GOAL: Repeat the lines of the data, starting at the line that contains "announcement-bar: NEW KNITWEAR" and stopping after the line that contains "sneaker-illustration — [32, 255, 449, 466]".

EXTRACTED INFORMATION:

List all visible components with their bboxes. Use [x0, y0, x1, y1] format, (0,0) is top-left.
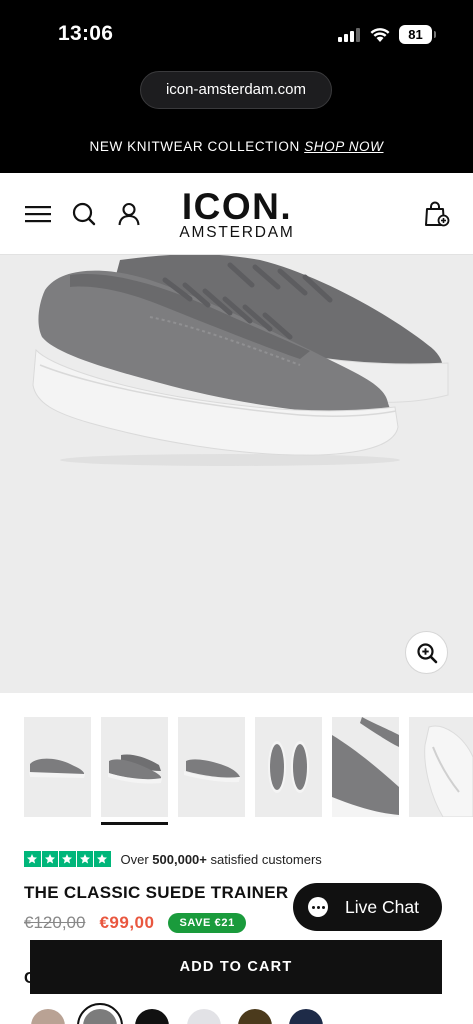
announcement-bar: NEW KNITWEAR COLLECTION SHOP NOW — [0, 118, 473, 173]
shop-now-link[interactable]: SHOP NOW — [304, 139, 383, 154]
color-swatch-white[interactable] — [187, 1009, 221, 1024]
brand-logo[interactable]: ICON. AMSTERDAM — [168, 186, 306, 241]
sneaker-illustration — [32, 255, 449, 466]
old-price: €120,00 — [24, 913, 86, 932]
menu-icon[interactable] — [23, 199, 53, 229]
chat-bubble-icon — [308, 897, 328, 917]
color-swatch-brown[interactable] — [238, 1009, 272, 1024]
product-hero-image[interactable] — [0, 255, 473, 693]
live-chat-button[interactable]: Live Chat — [293, 883, 442, 931]
color-swatch-taupe[interactable] — [31, 1009, 65, 1024]
zoom-button[interactable] — [405, 631, 448, 674]
zoom-in-icon — [416, 642, 437, 663]
site-header: ICON. AMSTERDAM — [0, 173, 473, 255]
review-prefix: Over — [120, 851, 149, 867]
status-bar: 13:06 81 — [0, 0, 473, 66]
thumbnail-active-indicator — [101, 822, 168, 825]
account-icon[interactable] — [114, 199, 144, 229]
browser-url-area: icon-amsterdam.com — [0, 66, 473, 118]
live-chat-label: Live Chat — [345, 897, 419, 917]
thumbnail-2[interactable] — [101, 717, 168, 817]
save-badge: SAVE €21 — [168, 913, 246, 933]
trust-rating[interactable]: Over 500,000+ satisfied customers — [24, 850, 322, 868]
battery-indicator: 81 — [399, 25, 436, 44]
star-icon — [59, 850, 76, 868]
color-swatch-navy[interactable] — [289, 1009, 323, 1024]
thumbnail-5[interactable] — [332, 717, 399, 817]
review-count: 500,000+ — [152, 851, 207, 867]
thumbnail-3[interactable] — [178, 717, 245, 817]
star-icon — [94, 850, 111, 868]
thumbnail-6[interactable] — [409, 717, 473, 817]
search-icon[interactable] — [69, 199, 99, 229]
logo-main: ICON. — [181, 186, 293, 227]
announcement-text: NEW KNITWEAR COLLECTION — [89, 139, 300, 154]
thumbnail-strip — [0, 693, 473, 831]
thumbnail-4[interactable] — [255, 717, 322, 817]
review-text: Over 500,000+ satisfied customers — [121, 852, 322, 867]
logo-sub: AMSTERDAM — [179, 224, 295, 241]
thumbnail-1[interactable] — [24, 717, 91, 817]
color-swatch-black[interactable] — [135, 1009, 169, 1024]
product-title: THE CLASSIC SUEDE TRAINER — [24, 883, 289, 902]
star-rating — [24, 850, 111, 868]
add-to-cart-button[interactable]: ADD TO CART — [30, 940, 442, 994]
star-icon — [41, 850, 58, 868]
star-icon — [76, 850, 93, 868]
status-time: 13:06 — [58, 22, 114, 45]
url-bar[interactable]: icon-amsterdam.com — [140, 71, 332, 109]
cellular-signal-icon — [338, 28, 360, 42]
star-icon — [24, 850, 41, 868]
sale-price: €99,00 — [99, 913, 155, 932]
price-row: €120,00 €99,00 SAVE €21 — [24, 913, 246, 933]
wifi-icon — [370, 28, 390, 42]
cart-icon[interactable] — [421, 199, 451, 229]
review-suffix: satisfied customers — [210, 851, 322, 867]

WRITTEN SOLUTION:
announcement-bar: NEW KNITWEAR COLLECTION SHOP NOW — [0, 118, 473, 173]
shop-now-link[interactable]: SHOP NOW — [304, 139, 383, 154]
color-swatch-white[interactable] — [187, 1009, 221, 1024]
brand-logo[interactable]: ICON. AMSTERDAM — [168, 186, 306, 241]
sneaker-illustration — [32, 255, 449, 466]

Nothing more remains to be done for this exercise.